Data items
● ● ● ●

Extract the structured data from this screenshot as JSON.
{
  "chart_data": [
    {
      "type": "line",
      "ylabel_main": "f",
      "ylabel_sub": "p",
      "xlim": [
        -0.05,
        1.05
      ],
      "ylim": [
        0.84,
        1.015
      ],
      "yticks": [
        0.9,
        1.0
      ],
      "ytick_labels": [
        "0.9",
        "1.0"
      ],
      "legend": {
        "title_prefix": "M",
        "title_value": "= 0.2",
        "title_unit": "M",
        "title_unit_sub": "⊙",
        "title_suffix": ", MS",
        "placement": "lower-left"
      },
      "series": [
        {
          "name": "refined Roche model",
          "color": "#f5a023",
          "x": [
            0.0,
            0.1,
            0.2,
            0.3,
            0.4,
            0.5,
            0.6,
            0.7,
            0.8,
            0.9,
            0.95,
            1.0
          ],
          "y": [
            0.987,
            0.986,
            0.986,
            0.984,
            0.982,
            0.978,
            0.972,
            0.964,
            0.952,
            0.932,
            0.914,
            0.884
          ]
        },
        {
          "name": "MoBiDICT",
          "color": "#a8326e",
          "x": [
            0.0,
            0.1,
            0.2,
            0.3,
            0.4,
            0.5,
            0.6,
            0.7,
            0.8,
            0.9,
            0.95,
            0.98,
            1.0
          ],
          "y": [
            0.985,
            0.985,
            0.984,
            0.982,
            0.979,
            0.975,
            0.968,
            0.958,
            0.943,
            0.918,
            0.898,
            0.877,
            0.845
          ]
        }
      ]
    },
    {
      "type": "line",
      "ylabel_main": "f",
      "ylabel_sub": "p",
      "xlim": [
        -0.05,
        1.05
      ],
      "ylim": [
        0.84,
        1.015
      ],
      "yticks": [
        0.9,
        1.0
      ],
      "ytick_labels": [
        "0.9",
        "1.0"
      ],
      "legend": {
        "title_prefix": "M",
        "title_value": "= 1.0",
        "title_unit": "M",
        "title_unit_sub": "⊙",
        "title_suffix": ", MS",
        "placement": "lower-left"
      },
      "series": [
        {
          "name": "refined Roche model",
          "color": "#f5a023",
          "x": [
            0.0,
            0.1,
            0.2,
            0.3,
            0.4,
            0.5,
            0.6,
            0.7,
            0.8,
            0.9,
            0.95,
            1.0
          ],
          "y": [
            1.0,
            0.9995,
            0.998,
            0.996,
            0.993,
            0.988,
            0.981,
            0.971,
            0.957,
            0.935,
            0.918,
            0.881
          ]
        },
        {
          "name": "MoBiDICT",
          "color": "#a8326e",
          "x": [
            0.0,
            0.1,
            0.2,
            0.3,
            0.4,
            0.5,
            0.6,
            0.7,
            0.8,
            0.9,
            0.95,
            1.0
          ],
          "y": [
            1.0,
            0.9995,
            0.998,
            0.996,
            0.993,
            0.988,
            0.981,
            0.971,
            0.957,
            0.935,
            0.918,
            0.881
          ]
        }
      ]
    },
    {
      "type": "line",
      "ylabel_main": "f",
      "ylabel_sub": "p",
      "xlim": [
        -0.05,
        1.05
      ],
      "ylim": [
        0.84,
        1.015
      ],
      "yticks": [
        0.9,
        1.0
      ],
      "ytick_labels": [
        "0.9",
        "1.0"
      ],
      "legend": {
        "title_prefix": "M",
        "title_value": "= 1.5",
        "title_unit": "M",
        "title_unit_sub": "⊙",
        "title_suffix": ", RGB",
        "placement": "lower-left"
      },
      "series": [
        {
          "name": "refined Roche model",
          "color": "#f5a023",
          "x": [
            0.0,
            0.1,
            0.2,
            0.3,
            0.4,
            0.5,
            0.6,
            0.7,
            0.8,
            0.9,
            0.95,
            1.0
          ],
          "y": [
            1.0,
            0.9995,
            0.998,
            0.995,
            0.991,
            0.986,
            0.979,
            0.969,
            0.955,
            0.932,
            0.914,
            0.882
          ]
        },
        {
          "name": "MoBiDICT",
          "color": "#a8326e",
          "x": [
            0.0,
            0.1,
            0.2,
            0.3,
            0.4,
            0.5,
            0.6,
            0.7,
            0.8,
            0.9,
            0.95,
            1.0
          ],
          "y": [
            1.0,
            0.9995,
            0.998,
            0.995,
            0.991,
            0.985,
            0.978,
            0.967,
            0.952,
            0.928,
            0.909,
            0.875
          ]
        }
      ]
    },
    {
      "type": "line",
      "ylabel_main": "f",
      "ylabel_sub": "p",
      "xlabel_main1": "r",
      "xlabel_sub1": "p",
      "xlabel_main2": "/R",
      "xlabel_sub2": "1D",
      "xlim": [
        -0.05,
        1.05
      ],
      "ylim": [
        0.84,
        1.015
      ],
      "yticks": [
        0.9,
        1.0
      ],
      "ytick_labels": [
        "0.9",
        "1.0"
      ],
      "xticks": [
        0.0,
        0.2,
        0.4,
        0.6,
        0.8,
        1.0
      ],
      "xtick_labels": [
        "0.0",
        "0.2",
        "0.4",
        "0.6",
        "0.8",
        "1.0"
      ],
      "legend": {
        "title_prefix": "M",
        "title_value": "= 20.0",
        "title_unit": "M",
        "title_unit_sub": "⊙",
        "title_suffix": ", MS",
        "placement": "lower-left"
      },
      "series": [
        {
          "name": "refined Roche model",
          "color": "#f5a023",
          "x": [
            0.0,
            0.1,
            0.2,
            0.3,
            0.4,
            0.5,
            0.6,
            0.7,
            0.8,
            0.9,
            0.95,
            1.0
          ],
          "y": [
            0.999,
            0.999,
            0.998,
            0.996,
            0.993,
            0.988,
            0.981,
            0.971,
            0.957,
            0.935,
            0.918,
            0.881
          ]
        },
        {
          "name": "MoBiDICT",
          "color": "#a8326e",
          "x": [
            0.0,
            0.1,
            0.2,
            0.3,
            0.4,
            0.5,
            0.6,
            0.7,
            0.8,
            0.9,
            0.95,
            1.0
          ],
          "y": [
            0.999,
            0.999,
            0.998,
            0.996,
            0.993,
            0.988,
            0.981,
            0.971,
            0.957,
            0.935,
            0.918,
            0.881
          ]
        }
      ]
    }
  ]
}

● ● ● ●

§ TASK TO CARRY OUT
Here, the records must be output exactly and in full.

§ TASK SOLUTION
Extract the structured data from this screenshot as JSON.
{
  "chart_data": [
    {
      "type": "line",
      "ylabel_main": "f",
      "ylabel_sub": "p",
      "xlim": [
        -0.05,
        1.05
      ],
      "ylim": [
        0.84,
        1.015
      ],
      "yticks": [
        0.9,
        1.0
      ],
      "ytick_labels": [
        "0.9",
        "1.0"
      ],
      "legend": {
        "title_prefix": "M",
        "title_value": "= 0.2",
        "title_unit": "M",
        "title_unit_sub": "⊙",
        "title_suffix": ", MS",
        "placement": "lower-left"
      },
      "series": [
        {
          "name": "refined Roche model",
          "color": "#f5a023",
          "x": [
            0.0,
            0.1,
            0.2,
            0.3,
            0.4,
            0.5,
            0.6,
            0.7,
            0.8,
            0.9,
            0.95,
            1.0
          ],
          "y": [
            0.987,
            0.986,
            0.986,
            0.984,
            0.982,
            0.978,
            0.972,
            0.964,
            0.952,
            0.932,
            0.914,
            0.884
          ]
        },
        {
          "name": "MoBiDICT",
          "color": "#a8326e",
          "x": [
            0.0,
            0.1,
            0.2,
            0.3,
            0.4,
            0.5,
            0.6,
            0.7,
            0.8,
            0.9,
            0.95,
            0.98,
            1.0
          ],
          "y": [
            0.985,
            0.985,
            0.984,
            0.982,
            0.979,
            0.975,
            0.968,
            0.958,
            0.943,
            0.918,
            0.898,
            0.877,
            0.845
          ]
        }
      ]
    },
    {
      "type": "line",
      "ylabel_main": "f",
      "ylabel_sub": "p",
      "xlim": [
        -0.05,
        1.05
      ],
      "ylim": [
        0.84,
        1.015
      ],
      "yticks": [
        0.9,
        1.0
      ],
      "ytick_labels": [
        "0.9",
        "1.0"
      ],
      "legend": {
        "title_prefix": "M",
        "title_value": "= 1.0",
        "title_unit": "M",
        "title_unit_sub": "⊙",
        "title_suffix": ", MS",
        "placement": "lower-left"
      },
      "series": [
        {
          "name": "refined Roche model",
          "color": "#f5a023",
          "x": [
            0.0,
            0.1,
            0.2,
            0.3,
            0.4,
            0.5,
            0.6,
            0.7,
            0.8,
            0.9,
            0.95,
            1.0
          ],
          "y": [
            1.0,
            0.9995,
            0.998,
            0.996,
            0.993,
            0.988,
            0.981,
            0.971,
            0.957,
            0.935,
            0.918,
            0.881
          ]
        },
        {
          "name": "MoBiDICT",
          "color": "#a8326e",
          "x": [
            0.0,
            0.1,
            0.2,
            0.3,
            0.4,
            0.5,
            0.6,
            0.7,
            0.8,
            0.9,
            0.95,
            1.0
          ],
          "y": [
            1.0,
            0.9995,
            0.998,
            0.996,
            0.993,
            0.988,
            0.981,
            0.971,
            0.957,
            0.935,
            0.918,
            0.881
          ]
        }
      ]
    },
    {
      "type": "line",
      "ylabel_main": "f",
      "ylabel_sub": "p",
      "xlim": [
        -0.05,
        1.05
      ],
      "ylim": [
        0.84,
        1.015
      ],
      "yticks": [
        0.9,
        1.0
      ],
      "ytick_labels": [
        "0.9",
        "1.0"
      ],
      "legend": {
        "title_prefix": "M",
        "title_value": "= 1.5",
        "title_unit": "M",
        "title_unit_sub": "⊙",
        "title_suffix": ", RGB",
        "placement": "lower-left"
      },
      "series": [
        {
          "name": "refined Roche model",
          "color": "#f5a023",
          "x": [
            0.0,
            0.1,
            0.2,
            0.3,
            0.4,
            0.5,
            0.6,
            0.7,
            0.8,
            0.9,
            0.95,
            1.0
          ],
          "y": [
            1.0,
            0.9995,
            0.998,
            0.995,
            0.991,
            0.986,
            0.979,
            0.969,
            0.955,
            0.932,
            0.914,
            0.882
          ]
        },
        {
          "name": "MoBiDICT",
          "color": "#a8326e",
          "x": [
            0.0,
            0.1,
            0.2,
            0.3,
            0.4,
            0.5,
            0.6,
            0.7,
            0.8,
            0.9,
            0.95,
            1.0
          ],
          "y": [
            1.0,
            0.9995,
            0.998,
            0.995,
            0.991,
            0.985,
            0.978,
            0.967,
            0.952,
            0.928,
            0.909,
            0.875
          ]
        }
      ]
    },
    {
      "type": "line",
      "ylabel_main": "f",
      "ylabel_sub": "p",
      "xlabel_main1": "r",
      "xlabel_sub1": "p",
      "xlabel_main2": "/R",
      "xlabel_sub2": "1D",
      "xlim": [
        -0.05,
        1.05
      ],
      "ylim": [
        0.84,
        1.015
      ],
      "yticks": [
        0.9,
        1.0
      ],
      "ytick_labels": [
        "0.9",
        "1.0"
      ],
      "xticks": [
        0.0,
        0.2,
        0.4,
        0.6,
        0.8,
        1.0
      ],
      "xtick_labels": [
        "0.0",
        "0.2",
        "0.4",
        "0.6",
        "0.8",
        "1.0"
      ],
      "legend": {
        "title_prefix": "M",
        "title_value": "= 20.0",
        "title_unit": "M",
        "title_unit_sub": "⊙",
        "title_suffix": ", MS",
        "placement": "lower-left"
      },
      "series": [
        {
          "name": "refined Roche model",
          "color": "#f5a023",
          "x": [
            0.0,
            0.1,
            0.2,
            0.3,
            0.4,
            0.5,
            0.6,
            0.7,
            0.8,
            0.9,
            0.95,
            1.0
          ],
          "y": [
            0.999,
            0.999,
            0.998,
            0.996,
            0.993,
            0.988,
            0.981,
            0.971,
            0.957,
            0.935,
            0.918,
            0.881
          ]
        },
        {
          "name": "MoBiDICT",
          "color": "#a8326e",
          "x": [
            0.0,
            0.1,
            0.2,
            0.3,
            0.4,
            0.5,
            0.6,
            0.7,
            0.8,
            0.9,
            0.95,
            1.0
          ],
          "y": [
            0.999,
            0.999,
            0.998,
            0.996,
            0.993,
            0.988,
            0.981,
            0.971,
            0.957,
            0.935,
            0.918,
            0.881
          ]
        }
      ]
    }
  ]
}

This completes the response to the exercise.